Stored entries

★ ★ ★

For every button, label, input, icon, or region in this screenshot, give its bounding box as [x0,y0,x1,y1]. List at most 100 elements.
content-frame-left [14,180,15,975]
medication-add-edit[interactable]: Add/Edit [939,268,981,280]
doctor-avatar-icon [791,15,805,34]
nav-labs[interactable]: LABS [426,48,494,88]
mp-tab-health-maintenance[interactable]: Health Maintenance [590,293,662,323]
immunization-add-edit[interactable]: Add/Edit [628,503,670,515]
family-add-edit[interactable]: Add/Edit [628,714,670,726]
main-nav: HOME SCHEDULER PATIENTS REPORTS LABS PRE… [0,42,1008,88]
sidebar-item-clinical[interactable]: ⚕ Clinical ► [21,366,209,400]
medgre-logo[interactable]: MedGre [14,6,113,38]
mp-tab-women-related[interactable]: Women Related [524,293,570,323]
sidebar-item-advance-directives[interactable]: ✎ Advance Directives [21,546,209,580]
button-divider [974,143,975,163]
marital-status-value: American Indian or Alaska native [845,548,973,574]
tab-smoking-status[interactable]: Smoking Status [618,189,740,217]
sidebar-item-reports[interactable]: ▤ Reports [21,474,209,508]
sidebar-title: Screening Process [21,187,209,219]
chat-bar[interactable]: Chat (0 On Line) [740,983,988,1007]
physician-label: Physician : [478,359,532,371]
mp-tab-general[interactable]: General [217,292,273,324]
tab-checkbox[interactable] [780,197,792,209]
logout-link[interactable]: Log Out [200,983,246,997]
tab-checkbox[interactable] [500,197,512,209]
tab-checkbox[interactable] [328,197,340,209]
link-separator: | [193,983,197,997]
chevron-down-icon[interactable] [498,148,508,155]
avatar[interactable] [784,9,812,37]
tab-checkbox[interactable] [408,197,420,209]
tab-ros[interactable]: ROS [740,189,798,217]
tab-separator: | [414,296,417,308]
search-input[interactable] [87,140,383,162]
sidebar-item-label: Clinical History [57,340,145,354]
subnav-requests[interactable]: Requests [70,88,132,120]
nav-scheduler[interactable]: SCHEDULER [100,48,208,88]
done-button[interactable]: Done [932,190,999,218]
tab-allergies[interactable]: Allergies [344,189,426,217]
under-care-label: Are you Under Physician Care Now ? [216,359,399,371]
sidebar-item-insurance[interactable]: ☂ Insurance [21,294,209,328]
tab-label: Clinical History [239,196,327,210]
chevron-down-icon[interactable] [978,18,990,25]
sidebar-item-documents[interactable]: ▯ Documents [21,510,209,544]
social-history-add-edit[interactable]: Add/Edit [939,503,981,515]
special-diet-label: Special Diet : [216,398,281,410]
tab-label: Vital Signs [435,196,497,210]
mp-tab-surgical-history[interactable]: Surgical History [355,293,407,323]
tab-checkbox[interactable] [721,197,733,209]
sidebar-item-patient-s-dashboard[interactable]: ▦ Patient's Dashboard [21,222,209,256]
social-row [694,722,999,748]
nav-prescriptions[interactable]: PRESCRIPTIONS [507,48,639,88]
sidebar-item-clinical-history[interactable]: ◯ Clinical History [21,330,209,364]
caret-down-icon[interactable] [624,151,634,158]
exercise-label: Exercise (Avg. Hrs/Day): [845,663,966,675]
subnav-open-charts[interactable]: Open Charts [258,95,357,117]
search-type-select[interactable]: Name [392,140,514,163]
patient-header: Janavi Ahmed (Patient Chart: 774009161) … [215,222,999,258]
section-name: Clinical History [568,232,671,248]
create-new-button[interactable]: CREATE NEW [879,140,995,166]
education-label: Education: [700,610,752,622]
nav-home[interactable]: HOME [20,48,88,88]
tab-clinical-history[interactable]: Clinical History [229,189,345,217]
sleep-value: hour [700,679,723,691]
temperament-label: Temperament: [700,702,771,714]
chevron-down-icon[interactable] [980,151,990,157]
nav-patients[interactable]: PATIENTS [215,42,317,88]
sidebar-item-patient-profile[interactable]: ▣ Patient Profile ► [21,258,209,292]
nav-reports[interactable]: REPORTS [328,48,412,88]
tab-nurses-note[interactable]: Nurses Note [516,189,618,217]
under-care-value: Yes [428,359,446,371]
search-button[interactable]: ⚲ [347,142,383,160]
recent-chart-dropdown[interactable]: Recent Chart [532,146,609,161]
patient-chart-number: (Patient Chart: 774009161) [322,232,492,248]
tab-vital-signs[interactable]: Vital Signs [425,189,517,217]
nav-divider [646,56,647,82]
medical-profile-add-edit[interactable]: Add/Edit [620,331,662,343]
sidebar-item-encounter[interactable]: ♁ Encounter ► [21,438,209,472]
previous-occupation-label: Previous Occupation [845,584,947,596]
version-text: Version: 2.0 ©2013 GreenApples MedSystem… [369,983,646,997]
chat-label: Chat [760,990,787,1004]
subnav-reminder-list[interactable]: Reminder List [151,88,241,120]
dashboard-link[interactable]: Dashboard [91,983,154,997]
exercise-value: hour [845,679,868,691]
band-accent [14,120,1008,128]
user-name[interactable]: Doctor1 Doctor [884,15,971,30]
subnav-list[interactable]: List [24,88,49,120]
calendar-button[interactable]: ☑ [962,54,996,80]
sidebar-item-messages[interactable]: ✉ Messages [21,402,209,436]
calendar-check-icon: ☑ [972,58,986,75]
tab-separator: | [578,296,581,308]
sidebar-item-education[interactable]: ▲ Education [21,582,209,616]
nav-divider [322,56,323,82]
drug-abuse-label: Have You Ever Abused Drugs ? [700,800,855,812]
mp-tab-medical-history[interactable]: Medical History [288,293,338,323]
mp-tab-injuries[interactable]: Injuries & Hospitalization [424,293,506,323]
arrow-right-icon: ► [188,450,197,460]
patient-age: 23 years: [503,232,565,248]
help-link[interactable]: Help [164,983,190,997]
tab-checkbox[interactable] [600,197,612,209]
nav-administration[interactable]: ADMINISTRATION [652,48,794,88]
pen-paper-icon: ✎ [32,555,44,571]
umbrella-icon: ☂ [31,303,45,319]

★ ★ ★

DIRECTIONS FOR THIS TASK =>
Lines with the word "edit" in them should be copied from the preceding records.

RESULT OF THE EXERCISE =>
medication-add-edit[interactable]: Add/Edit [939,268,981,280]
immunization-add-edit[interactable]: Add/Edit [628,503,670,515]
family-add-edit[interactable]: Add/Edit [628,714,670,726]
social-history-add-edit[interactable]: Add/Edit [939,503,981,515]
medical-profile-add-edit[interactable]: Add/Edit [620,331,662,343]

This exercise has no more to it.